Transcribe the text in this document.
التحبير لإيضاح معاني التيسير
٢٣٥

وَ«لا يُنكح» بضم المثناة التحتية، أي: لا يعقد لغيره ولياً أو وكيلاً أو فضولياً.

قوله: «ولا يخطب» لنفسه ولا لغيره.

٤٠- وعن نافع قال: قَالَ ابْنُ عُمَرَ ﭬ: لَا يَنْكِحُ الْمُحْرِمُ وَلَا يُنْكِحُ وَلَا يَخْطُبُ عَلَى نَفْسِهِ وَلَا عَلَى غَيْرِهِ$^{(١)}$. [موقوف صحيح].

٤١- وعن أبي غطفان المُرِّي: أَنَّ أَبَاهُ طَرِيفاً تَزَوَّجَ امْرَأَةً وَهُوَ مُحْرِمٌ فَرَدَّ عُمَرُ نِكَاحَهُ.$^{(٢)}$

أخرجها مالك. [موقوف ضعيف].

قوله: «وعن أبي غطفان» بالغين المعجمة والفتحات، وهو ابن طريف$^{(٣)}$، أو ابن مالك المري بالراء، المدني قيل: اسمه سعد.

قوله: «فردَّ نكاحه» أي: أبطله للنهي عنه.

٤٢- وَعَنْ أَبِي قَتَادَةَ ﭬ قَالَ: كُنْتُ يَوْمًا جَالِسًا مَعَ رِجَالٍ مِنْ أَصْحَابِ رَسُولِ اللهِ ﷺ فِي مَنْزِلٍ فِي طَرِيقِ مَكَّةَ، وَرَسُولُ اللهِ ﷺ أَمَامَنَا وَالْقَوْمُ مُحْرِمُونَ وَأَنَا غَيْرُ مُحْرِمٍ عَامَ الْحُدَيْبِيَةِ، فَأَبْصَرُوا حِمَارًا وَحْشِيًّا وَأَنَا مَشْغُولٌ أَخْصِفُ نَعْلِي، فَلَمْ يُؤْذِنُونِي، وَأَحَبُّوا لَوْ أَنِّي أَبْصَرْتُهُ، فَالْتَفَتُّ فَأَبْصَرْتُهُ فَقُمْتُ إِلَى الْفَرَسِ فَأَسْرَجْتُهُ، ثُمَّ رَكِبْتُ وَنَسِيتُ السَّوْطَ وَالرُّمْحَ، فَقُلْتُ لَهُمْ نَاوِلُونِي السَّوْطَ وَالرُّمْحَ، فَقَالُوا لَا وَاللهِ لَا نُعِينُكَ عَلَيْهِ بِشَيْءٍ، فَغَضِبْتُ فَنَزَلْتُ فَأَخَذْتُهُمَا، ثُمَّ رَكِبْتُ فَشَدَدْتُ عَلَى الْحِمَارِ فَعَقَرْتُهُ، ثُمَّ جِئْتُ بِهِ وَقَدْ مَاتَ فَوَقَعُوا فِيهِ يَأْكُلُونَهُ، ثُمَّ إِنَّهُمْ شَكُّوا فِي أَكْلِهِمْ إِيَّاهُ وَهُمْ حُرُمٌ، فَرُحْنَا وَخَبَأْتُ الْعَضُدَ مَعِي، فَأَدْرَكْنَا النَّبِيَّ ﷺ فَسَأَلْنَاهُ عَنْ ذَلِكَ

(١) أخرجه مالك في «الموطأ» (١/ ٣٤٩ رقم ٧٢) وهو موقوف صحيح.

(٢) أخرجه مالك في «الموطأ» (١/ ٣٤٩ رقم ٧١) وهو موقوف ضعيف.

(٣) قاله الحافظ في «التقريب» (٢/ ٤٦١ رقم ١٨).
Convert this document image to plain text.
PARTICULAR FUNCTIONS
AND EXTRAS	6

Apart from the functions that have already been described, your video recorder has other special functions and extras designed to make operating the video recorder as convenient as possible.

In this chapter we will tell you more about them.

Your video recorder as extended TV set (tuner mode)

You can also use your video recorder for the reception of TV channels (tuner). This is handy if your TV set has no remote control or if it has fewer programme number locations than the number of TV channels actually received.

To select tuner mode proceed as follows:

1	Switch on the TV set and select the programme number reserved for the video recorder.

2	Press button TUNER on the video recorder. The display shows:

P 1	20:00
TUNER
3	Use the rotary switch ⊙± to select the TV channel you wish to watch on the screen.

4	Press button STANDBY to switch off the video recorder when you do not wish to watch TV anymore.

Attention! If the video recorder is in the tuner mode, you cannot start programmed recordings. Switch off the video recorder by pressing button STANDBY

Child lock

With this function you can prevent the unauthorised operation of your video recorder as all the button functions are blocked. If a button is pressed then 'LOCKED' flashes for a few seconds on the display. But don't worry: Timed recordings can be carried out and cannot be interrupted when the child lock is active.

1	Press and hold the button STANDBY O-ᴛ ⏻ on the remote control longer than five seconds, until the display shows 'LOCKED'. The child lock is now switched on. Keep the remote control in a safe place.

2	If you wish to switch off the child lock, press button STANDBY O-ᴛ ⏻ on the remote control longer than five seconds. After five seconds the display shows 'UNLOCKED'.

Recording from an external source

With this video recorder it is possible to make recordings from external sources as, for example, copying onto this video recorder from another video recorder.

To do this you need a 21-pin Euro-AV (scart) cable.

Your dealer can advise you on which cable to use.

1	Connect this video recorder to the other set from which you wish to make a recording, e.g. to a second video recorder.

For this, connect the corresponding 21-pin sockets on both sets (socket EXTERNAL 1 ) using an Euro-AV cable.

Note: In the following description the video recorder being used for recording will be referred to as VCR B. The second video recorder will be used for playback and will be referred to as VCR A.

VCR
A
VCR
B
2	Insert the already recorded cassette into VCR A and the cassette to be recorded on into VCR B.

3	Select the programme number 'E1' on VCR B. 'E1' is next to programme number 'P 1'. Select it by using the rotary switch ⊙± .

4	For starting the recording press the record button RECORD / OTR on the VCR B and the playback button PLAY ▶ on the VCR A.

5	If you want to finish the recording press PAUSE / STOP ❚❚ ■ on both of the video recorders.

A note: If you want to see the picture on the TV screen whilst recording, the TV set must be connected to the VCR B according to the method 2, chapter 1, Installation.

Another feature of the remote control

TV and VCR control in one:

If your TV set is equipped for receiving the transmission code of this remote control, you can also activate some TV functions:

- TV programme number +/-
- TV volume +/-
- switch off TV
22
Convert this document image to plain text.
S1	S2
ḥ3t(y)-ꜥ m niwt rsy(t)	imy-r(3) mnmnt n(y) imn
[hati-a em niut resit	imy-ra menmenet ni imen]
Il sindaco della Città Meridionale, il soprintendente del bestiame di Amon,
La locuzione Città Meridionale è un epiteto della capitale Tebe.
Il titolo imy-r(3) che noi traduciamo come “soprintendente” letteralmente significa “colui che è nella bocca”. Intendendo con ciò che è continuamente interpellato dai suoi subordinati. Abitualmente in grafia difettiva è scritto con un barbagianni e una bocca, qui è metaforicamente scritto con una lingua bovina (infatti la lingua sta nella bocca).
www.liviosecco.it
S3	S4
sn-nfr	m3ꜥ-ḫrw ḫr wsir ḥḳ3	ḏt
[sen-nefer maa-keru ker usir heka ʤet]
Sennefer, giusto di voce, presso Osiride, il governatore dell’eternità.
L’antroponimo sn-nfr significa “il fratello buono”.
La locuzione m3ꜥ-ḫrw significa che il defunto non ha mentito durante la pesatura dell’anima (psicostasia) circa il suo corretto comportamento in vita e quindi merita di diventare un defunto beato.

_AIM_
The records above should all be quoted exactly, please.

_THE OUTPUT_
Transcribe the text in this document.
التحبير لإيضاح معاني التيسير
٢٣٥

وَ«لا يُنكح» بضم المثناة التحتية، أي: لا يعقد لغيره ولياً أو وكيلاً أو فضولياً.

قوله: «ولا يخطب» لنفسه ولا لغيره.

٤٠- وعن نافع قال: قَالَ ابْنُ عُمَرَ ﭬ: لَا يَنْكِحُ الْمُحْرِمُ وَلَا يُنْكِحُ وَلَا يَخْطُبُ عَلَى نَفْسِهِ وَلَا عَلَى غَيْرِهِ$^{(١)}$. [موقوف صحيح].

٤١- وعن أبي غطفان المُرِّي: أَنَّ أَبَاهُ طَرِيفاً تَزَوَّجَ امْرَأَةً وَهُوَ مُحْرِمٌ فَرَدَّ عُمَرُ نِكَاحَهُ.$^{(٢)}$

أخرجها مالك. [موقوف ضعيف].

قوله: «وعن أبي غطفان» بالغين المعجمة والفتحات، وهو ابن طريف$^{(٣)}$، أو ابن مالك المري بالراء، المدني قيل: اسمه سعد.

قوله: «فردَّ نكاحه» أي: أبطله للنهي عنه.

٤٢- وَعَنْ أَبِي قَتَادَةَ ﭬ قَالَ: كُنْتُ يَوْمًا جَالِسًا مَعَ رِجَالٍ مِنْ أَصْحَابِ رَسُولِ اللهِ ﷺ فِي مَنْزِلٍ فِي طَرِيقِ مَكَّةَ، وَرَسُولُ اللهِ ﷺ أَمَامَنَا وَالْقَوْمُ مُحْرِمُونَ وَأَنَا غَيْرُ مُحْرِمٍ عَامَ الْحُدَيْبِيَةِ، فَأَبْصَرُوا حِمَارًا وَحْشِيًّا وَأَنَا مَشْغُولٌ أَخْصِفُ نَعْلِي، فَلَمْ يُؤْذِنُونِي، وَأَحَبُّوا لَوْ أَنِّي أَبْصَرْتُهُ، فَالْتَفَتُّ فَأَبْصَرْتُهُ فَقُمْتُ إِلَى الْفَرَسِ فَأَسْرَجْتُهُ، ثُمَّ رَكِبْتُ وَنَسِيتُ السَّوْطَ وَالرُّمْحَ، فَقُلْتُ لَهُمْ نَاوِلُونِي السَّوْطَ وَالرُّمْحَ، فَقَالُوا لَا وَاللهِ لَا نُعِينُكَ عَلَيْهِ بِشَيْءٍ، فَغَضِبْتُ فَنَزَلْتُ فَأَخَذْتُهُمَا، ثُمَّ رَكِبْتُ فَشَدَدْتُ عَلَى الْحِمَارِ فَعَقَرْتُهُ، ثُمَّ جِئْتُ بِهِ وَقَدْ مَاتَ فَوَقَعُوا فِيهِ يَأْكُلُونَهُ، ثُمَّ إِنَّهُمْ شَكُّوا فِي أَكْلِهِمْ إِيَّاهُ وَهُمْ حُرُمٌ، فَرُحْنَا وَخَبَأْتُ الْعَضُدَ مَعِي، فَأَدْرَكْنَا النَّبِيَّ ﷺ فَسَأَلْنَاهُ عَنْ ذَلِكَ

(١) أخرجه مالك في «الموطأ» (١/ ٣٤٩ رقم ٧٢) وهو موقوف صحيح.

(٢) أخرجه مالك في «الموطأ» (١/ ٣٤٩ رقم ٧١) وهو موقوف ضعيف.

(٣) قاله الحافظ في «التقريب» (٢/ ٤٦١ رقم ١٨).
Convert this document image to plain text.
PARTICULAR FUNCTIONS
AND EXTRAS	6

Apart from the functions that have already been described, your video recorder has other special functions and extras designed to make operating the video recorder as convenient as possible.

In this chapter we will tell you more about them.

Your video recorder as extended TV set (tuner mode)

You can also use your video recorder for the reception of TV channels (tuner). This is handy if your TV set has no remote control or if it has fewer programme number locations than the number of TV channels actually received.

To select tuner mode proceed as follows:

1	Switch on the TV set and select the programme number reserved for the video recorder.

2	Press button TUNER on the video recorder. The display shows:

P 1	20:00
TUNER
3	Use the rotary switch ⊙± to select the TV channel you wish to watch on the screen.

4	Press button STANDBY to switch off the video recorder when you do not wish to watch TV anymore.

Attention! If the video recorder is in the tuner mode, you cannot start programmed recordings. Switch off the video recorder by pressing button STANDBY

Child lock

With this function you can prevent the unauthorised operation of your video recorder as all the button functions are blocked. If a button is pressed then 'LOCKED' flashes for a few seconds on the display. But don't worry: Timed recordings can be carried out and cannot be interrupted when the child lock is active.

1	Press and hold the button STANDBY O-ᴛ ⏻ on the remote control longer than five seconds, until the display shows 'LOCKED'. The child lock is now switched on. Keep the remote control in a safe place.

2	If you wish to switch off the child lock, press button STANDBY O-ᴛ ⏻ on the remote control longer than five seconds. After five seconds the display shows 'UNLOCKED'.

Recording from an external source

With this video recorder it is possible to make recordings from external sources as, for example, copying onto this video recorder from another video recorder.

To do this you need a 21-pin Euro-AV (scart) cable.

Your dealer can advise you on which cable to use.

1	Connect this video recorder to the other set from which you wish to make a recording, e.g. to a second video recorder.

For this, connect the corresponding 21-pin sockets on both sets (socket EXTERNAL 1 ) using an Euro-AV cable.

Note: In the following description the video recorder being used for recording will be referred to as VCR B. The second video recorder will be used for playback and will be referred to as VCR A.

VCR
A
VCR
B
2	Insert the already recorded cassette into VCR A and the cassette to be recorded on into VCR B.

3	Select the programme number 'E1' on VCR B. 'E1' is next to programme number 'P 1'. Select it by using the rotary switch ⊙± .

4	For starting the recording press the record button RECORD / OTR on the VCR B and the playback button PLAY ▶ on the VCR A.

5	If you want to finish the recording press PAUSE / STOP ❚❚ ■ on both of the video recorders.

A note: If you want to see the picture on the TV screen whilst recording, the TV set must be connected to the VCR B according to the method 2, chapter 1, Installation.

Another feature of the remote control

TV and VCR control in one:

If your TV set is equipped for receiving the transmission code of this remote control, you can also activate some TV functions:

- TV programme number +/-
- TV volume +/-
- switch off TV
22
Convert this document image to plain text.
S1	S2
ḥ3t(y)-ꜥ m niwt rsy(t)	imy-r(3) mnmnt n(y) imn
[hati-a em niut resit	imy-ra menmenet ni imen]
Il sindaco della Città Meridionale, il soprintendente del bestiame di Amon,
La locuzione Città Meridionale è un epiteto della capitale Tebe.
Il titolo imy-r(3) che noi traduciamo come “soprintendente” letteralmente significa “colui che è nella bocca”. Intendendo con ciò che è continuamente interpellato dai suoi subordinati. Abitualmente in grafia difettiva è scritto con un barbagianni e una bocca, qui è metaforicamente scritto con una lingua bovina (infatti la lingua sta nella bocca).
www.liviosecco.it
S3	S4
sn-nfr	m3ꜥ-ḫrw ḫr wsir ḥḳ3	ḏt
[sen-nefer maa-keru ker usir heka ʤet]
Sennefer, giusto di voce, presso Osiride, il governatore dell’eternità.
L’antroponimo sn-nfr significa “il fratello buono”.
La locuzione m3ꜥ-ḫrw significa che il defunto non ha mentito durante la pesatura dell’anima (psicostasia) circa il suo corretto comportamento in vita e quindi merita di diventare un defunto beato.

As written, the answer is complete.